Given task: Pull out all lines from the listing below in which the word "What" appears.

Entries:

start

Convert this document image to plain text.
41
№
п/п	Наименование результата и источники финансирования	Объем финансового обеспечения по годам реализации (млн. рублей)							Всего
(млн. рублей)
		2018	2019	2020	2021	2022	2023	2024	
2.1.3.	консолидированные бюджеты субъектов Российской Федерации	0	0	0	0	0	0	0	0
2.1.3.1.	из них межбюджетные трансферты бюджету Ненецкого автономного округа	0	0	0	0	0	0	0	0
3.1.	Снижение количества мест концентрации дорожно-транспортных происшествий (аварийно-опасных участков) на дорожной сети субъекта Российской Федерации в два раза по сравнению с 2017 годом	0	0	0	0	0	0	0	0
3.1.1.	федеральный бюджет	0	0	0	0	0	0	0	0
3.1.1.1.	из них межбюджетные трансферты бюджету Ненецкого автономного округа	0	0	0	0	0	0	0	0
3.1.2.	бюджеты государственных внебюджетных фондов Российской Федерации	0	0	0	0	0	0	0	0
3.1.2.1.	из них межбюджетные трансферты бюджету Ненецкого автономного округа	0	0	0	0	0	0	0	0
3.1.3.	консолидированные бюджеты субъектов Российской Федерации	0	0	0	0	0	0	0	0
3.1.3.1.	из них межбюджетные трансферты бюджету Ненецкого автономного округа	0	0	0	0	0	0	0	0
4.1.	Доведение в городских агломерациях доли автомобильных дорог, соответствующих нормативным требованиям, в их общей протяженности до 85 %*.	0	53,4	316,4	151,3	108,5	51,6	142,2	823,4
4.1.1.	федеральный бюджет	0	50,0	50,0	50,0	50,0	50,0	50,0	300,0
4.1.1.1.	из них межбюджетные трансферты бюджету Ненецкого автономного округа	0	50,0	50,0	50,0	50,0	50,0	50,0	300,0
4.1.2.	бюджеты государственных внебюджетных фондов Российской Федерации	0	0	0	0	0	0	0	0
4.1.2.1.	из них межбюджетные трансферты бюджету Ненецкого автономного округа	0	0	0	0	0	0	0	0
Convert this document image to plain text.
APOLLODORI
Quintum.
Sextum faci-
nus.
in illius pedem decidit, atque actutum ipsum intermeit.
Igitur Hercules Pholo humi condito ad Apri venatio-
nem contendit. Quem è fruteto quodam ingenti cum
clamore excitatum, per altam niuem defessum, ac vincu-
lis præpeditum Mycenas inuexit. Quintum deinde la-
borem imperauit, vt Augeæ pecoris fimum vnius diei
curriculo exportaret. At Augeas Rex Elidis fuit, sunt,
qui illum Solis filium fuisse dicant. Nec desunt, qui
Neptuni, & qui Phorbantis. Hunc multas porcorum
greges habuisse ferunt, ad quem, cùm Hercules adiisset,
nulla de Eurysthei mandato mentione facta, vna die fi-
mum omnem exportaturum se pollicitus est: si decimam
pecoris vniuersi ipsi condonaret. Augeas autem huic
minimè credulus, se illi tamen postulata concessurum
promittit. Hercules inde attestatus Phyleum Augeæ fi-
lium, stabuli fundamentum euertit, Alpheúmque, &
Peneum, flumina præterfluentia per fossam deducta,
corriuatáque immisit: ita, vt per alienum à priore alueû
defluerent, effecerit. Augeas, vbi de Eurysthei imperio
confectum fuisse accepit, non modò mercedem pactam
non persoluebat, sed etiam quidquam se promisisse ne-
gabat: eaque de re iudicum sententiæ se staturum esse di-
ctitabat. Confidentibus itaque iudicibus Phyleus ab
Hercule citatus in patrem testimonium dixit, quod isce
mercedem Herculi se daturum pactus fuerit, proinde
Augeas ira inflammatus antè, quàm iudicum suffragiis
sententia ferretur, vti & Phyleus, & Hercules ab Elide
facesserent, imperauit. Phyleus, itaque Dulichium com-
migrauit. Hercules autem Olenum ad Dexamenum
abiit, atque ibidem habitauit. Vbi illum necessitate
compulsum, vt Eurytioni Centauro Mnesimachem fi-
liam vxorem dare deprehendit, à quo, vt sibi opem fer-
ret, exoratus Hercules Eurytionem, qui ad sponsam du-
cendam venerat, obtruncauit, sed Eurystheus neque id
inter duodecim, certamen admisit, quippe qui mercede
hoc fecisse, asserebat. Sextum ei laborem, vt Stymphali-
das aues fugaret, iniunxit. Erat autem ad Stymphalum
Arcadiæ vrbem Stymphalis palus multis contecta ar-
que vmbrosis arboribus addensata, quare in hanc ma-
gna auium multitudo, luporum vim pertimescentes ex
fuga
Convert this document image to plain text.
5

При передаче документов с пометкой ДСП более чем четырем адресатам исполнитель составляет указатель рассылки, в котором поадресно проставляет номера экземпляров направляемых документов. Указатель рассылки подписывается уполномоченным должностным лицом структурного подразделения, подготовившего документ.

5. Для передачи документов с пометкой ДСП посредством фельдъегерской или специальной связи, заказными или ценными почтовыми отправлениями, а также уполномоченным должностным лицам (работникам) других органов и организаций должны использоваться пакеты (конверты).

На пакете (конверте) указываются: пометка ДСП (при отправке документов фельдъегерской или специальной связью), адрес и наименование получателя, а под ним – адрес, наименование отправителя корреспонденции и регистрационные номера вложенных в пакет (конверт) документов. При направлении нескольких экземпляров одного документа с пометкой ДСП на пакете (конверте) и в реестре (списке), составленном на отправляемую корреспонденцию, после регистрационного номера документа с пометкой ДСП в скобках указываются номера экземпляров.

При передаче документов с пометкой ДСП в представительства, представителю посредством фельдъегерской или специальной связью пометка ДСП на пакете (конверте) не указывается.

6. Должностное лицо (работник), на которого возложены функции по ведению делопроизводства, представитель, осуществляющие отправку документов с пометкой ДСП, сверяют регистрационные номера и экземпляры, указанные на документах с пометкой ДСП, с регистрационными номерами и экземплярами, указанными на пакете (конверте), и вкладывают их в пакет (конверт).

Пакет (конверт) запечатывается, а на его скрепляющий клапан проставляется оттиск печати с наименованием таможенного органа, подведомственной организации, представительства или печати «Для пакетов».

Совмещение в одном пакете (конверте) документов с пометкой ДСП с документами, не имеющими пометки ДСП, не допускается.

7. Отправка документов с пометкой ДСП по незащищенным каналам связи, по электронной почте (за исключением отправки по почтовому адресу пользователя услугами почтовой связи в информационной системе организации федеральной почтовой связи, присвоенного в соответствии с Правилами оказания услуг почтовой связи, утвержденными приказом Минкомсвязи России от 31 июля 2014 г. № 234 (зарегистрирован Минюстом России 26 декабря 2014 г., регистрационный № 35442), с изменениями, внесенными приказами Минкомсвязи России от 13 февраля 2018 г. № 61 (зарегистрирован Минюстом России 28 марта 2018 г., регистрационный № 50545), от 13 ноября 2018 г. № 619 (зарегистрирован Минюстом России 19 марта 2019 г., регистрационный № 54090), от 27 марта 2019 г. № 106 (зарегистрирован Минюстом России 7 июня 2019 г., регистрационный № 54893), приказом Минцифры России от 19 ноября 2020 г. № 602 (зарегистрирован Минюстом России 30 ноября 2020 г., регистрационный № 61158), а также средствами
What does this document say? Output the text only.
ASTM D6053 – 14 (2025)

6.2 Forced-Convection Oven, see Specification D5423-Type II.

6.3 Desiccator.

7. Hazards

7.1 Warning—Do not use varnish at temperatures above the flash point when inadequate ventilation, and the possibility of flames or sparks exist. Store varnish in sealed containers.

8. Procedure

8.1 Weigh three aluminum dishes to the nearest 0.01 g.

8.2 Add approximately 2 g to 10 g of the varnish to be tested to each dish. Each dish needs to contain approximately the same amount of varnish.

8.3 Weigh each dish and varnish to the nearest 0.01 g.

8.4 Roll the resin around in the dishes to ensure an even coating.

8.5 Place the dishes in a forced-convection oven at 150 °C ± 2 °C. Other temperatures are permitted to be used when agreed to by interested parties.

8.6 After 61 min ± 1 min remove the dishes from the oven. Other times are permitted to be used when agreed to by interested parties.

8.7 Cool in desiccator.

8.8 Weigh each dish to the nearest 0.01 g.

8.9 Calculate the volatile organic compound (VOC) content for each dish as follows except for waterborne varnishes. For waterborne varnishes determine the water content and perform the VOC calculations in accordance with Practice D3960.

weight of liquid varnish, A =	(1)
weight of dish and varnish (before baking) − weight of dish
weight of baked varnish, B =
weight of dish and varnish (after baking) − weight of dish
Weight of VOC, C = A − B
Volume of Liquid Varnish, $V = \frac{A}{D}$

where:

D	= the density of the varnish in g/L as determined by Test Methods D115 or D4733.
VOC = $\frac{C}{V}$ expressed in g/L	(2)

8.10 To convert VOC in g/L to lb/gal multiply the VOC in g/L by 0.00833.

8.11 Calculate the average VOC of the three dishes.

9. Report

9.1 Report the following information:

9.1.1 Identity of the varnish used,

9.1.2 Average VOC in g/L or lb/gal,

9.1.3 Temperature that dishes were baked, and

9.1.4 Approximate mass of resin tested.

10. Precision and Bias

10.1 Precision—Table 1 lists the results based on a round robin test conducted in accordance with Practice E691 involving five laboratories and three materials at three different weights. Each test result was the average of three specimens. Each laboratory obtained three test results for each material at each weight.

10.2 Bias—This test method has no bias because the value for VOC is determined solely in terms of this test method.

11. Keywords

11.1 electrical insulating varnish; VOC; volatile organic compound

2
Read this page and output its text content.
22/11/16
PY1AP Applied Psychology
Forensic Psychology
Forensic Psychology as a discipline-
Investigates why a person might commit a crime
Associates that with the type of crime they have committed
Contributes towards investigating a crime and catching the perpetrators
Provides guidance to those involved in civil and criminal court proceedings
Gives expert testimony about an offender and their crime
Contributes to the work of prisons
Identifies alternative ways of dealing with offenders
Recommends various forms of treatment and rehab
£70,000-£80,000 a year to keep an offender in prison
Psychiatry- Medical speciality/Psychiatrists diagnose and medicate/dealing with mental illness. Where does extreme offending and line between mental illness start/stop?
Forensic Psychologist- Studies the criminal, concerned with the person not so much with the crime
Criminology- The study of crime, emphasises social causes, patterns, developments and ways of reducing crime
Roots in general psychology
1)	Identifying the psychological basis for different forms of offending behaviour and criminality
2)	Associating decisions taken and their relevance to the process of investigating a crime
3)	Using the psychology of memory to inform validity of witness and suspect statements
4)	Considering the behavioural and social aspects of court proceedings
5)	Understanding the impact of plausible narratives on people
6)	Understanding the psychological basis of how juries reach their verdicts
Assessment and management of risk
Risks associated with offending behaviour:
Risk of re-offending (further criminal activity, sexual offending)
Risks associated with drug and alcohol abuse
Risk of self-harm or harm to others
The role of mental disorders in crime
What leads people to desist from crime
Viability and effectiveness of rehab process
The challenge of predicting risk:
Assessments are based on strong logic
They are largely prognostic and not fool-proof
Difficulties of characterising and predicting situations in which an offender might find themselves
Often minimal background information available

end

Exercise answer:
What does this document say? Output the text only.
What leads people to desist from crime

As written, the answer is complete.